Exercise requirements: Find each line with the word "JSON" and copy it.

Material provided:
Begin

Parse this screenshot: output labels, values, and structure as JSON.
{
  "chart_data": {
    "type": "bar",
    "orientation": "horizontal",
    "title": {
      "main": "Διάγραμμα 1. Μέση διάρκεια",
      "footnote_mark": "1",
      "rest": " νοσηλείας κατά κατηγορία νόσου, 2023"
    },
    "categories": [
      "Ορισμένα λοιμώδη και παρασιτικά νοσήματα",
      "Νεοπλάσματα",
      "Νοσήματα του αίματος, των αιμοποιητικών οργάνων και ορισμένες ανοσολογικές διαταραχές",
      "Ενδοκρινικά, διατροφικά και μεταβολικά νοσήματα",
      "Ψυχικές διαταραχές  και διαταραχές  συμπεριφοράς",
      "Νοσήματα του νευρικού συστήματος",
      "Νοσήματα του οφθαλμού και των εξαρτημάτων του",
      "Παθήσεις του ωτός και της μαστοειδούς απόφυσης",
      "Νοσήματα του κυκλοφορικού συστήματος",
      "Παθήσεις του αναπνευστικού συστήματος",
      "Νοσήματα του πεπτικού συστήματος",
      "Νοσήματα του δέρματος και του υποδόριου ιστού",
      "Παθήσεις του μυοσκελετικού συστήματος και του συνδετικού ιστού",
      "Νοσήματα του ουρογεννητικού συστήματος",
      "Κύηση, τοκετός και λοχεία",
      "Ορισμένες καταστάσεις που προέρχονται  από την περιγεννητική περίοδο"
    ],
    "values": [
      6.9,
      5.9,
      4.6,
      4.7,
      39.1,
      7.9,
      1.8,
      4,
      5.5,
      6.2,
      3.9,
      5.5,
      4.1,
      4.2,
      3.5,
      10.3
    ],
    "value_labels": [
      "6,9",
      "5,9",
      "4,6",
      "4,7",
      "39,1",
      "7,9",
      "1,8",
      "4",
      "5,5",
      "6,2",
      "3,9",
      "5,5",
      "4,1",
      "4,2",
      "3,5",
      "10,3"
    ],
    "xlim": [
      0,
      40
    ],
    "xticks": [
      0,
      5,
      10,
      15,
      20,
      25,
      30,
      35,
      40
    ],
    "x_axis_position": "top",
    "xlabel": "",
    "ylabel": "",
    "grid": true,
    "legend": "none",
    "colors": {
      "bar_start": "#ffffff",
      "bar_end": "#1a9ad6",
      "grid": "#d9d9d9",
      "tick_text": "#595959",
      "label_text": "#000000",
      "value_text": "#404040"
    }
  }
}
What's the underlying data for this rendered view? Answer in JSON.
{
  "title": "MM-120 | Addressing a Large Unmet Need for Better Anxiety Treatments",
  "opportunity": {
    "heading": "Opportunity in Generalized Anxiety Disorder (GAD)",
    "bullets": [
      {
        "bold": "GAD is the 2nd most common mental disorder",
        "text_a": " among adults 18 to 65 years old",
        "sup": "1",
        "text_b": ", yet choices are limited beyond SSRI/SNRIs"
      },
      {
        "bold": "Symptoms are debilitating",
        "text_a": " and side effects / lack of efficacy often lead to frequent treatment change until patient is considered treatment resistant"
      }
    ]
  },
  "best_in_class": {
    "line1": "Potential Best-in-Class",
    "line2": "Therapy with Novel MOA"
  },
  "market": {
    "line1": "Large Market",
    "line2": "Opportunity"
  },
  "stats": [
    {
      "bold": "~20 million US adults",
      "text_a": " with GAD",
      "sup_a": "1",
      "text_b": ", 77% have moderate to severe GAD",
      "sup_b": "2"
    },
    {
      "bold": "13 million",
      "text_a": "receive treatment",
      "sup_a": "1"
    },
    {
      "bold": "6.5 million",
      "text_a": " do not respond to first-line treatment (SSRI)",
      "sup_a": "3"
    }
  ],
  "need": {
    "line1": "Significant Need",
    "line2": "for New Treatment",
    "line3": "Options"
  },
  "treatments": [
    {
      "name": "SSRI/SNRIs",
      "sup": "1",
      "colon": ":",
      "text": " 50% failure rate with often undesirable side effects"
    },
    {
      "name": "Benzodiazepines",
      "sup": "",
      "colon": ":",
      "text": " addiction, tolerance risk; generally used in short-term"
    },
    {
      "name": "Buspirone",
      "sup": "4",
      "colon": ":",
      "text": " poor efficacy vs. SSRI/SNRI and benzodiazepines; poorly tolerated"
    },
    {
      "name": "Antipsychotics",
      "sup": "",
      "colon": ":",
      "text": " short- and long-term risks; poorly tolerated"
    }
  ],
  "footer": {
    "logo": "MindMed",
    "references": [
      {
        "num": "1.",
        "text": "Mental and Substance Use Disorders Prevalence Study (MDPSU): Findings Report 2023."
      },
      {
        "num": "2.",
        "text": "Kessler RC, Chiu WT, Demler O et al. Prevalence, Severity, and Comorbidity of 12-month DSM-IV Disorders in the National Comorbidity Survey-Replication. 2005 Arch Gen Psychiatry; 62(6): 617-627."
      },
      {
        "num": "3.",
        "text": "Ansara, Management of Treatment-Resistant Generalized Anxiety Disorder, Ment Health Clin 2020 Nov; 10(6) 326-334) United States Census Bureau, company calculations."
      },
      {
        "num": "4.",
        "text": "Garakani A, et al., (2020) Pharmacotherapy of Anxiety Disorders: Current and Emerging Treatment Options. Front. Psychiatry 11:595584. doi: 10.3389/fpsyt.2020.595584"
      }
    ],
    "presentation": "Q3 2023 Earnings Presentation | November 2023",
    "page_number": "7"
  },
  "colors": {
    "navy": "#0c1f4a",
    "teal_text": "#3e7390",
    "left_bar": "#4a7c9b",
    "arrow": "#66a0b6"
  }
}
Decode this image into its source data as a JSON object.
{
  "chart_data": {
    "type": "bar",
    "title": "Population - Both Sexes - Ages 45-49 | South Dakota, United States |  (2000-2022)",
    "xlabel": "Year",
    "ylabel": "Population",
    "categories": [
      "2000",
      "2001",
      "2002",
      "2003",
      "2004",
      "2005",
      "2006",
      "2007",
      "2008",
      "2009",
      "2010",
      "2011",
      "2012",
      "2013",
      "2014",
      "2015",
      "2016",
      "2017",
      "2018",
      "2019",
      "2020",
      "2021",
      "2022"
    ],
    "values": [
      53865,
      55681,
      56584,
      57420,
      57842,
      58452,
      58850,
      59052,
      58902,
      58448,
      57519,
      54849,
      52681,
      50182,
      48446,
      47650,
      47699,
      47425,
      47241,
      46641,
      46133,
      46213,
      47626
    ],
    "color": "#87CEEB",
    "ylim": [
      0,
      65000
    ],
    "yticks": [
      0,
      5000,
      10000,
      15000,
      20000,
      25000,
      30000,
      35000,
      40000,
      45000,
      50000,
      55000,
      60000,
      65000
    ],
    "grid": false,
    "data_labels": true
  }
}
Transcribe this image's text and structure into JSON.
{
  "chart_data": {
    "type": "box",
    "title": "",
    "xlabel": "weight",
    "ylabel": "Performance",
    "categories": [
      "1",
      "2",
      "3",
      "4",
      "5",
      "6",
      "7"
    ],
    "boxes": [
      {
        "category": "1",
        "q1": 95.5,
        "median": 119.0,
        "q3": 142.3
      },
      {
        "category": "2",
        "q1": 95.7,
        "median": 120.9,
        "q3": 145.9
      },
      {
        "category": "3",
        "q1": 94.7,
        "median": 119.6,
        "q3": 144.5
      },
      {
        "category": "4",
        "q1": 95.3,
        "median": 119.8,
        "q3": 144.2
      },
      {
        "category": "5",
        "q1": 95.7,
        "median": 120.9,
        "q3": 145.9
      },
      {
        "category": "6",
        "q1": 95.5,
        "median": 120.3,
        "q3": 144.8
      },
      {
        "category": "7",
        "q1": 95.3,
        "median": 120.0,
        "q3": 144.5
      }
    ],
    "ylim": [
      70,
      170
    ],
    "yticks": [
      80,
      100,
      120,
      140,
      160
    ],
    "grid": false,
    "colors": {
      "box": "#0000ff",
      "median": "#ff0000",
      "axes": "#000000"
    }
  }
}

End

Solved exercise:
Parse this screenshot: output labels, values, and structure as JSON.
What's the underlying data for this rendered view? Answer in JSON.
Decode this image into its source data as a JSON object.
Transcribe this image's text and structure into JSON.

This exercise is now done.